→ **TASK DIRECTIONS**:
Find each line with the string "color" and copy it.

→ **EXTRACTED DATA**:
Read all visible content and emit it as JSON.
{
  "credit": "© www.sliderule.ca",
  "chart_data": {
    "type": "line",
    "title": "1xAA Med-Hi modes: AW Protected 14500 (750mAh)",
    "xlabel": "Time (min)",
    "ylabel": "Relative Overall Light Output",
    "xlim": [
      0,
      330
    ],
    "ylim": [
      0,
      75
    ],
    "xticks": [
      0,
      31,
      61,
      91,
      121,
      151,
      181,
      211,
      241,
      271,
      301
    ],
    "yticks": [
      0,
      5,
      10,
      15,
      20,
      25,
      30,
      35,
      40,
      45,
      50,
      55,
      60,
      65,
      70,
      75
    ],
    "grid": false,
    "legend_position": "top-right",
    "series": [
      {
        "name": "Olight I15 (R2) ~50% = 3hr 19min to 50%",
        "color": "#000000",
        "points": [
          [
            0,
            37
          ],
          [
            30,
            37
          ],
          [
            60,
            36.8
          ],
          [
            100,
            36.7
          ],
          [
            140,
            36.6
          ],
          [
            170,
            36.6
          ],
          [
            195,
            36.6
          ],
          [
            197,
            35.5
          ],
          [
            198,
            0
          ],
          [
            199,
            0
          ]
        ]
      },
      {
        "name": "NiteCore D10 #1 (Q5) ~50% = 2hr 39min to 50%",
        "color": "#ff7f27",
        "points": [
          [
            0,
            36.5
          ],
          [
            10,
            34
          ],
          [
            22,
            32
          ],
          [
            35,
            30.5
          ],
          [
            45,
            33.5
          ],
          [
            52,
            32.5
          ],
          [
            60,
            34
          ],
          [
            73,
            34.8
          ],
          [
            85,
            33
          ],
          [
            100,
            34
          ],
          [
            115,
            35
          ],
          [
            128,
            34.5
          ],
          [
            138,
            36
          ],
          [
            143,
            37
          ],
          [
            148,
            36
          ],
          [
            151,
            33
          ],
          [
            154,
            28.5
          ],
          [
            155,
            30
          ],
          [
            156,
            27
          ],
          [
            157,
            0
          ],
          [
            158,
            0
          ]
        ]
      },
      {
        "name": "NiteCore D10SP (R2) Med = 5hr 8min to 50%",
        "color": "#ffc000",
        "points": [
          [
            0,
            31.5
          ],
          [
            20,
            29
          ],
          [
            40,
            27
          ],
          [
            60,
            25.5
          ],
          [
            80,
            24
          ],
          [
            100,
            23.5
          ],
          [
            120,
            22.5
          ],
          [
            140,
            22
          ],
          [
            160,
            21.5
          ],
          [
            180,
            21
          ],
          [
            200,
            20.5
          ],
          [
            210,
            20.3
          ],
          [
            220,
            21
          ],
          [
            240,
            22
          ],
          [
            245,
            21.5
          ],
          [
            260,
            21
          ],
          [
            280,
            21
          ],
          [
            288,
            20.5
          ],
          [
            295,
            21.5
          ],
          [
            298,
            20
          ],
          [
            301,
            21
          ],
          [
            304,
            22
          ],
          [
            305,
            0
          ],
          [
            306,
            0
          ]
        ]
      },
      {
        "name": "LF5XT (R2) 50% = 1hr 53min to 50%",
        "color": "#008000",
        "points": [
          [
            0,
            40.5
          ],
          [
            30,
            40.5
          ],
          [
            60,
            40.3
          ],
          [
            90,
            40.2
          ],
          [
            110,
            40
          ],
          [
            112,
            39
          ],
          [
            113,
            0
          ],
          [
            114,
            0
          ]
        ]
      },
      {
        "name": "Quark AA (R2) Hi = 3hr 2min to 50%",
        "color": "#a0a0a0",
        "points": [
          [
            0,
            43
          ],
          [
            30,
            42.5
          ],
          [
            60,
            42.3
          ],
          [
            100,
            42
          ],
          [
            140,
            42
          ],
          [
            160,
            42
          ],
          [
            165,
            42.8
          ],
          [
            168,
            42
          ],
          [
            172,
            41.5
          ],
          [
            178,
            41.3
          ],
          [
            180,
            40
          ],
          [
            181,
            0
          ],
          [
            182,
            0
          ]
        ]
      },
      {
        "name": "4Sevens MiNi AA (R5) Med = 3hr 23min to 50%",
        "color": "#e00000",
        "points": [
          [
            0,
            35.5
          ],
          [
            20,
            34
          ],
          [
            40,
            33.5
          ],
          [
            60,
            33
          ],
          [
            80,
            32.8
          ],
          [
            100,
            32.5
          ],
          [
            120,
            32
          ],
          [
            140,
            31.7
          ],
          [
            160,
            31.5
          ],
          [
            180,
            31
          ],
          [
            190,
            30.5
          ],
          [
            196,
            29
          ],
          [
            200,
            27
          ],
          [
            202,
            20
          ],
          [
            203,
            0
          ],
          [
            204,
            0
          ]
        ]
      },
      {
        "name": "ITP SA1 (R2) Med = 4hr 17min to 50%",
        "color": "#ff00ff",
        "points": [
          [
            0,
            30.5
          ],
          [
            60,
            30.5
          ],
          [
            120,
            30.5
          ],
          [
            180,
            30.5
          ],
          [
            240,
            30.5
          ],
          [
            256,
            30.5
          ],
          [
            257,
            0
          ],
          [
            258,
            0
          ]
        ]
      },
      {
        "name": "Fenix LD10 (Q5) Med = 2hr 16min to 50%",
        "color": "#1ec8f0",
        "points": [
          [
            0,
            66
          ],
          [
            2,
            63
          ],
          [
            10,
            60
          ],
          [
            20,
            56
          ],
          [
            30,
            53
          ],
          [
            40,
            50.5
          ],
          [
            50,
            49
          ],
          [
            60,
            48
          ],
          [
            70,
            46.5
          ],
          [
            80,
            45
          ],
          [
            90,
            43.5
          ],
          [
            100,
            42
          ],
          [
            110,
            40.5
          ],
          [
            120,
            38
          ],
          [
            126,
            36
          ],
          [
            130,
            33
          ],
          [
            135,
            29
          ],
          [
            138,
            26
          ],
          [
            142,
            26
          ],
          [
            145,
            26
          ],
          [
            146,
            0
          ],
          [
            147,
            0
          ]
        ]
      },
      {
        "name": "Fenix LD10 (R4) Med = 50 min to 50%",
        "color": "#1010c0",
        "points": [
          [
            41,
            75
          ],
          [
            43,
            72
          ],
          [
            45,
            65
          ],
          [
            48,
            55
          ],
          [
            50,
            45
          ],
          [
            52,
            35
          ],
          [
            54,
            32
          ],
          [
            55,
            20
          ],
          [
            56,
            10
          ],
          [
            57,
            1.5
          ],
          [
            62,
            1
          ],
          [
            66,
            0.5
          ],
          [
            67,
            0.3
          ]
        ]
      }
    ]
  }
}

→ **PROBLEM SOLUTION**:
        "color": "#000000",
        "color": "#ff7f27",
        "color": "#ffc000",
        "color": "#008000",
        "color": "#a0a0a0",
        "color": "#e00000",
        "color": "#ff00ff",
        "color": "#1ec8f0",
        "color": "#1010c0",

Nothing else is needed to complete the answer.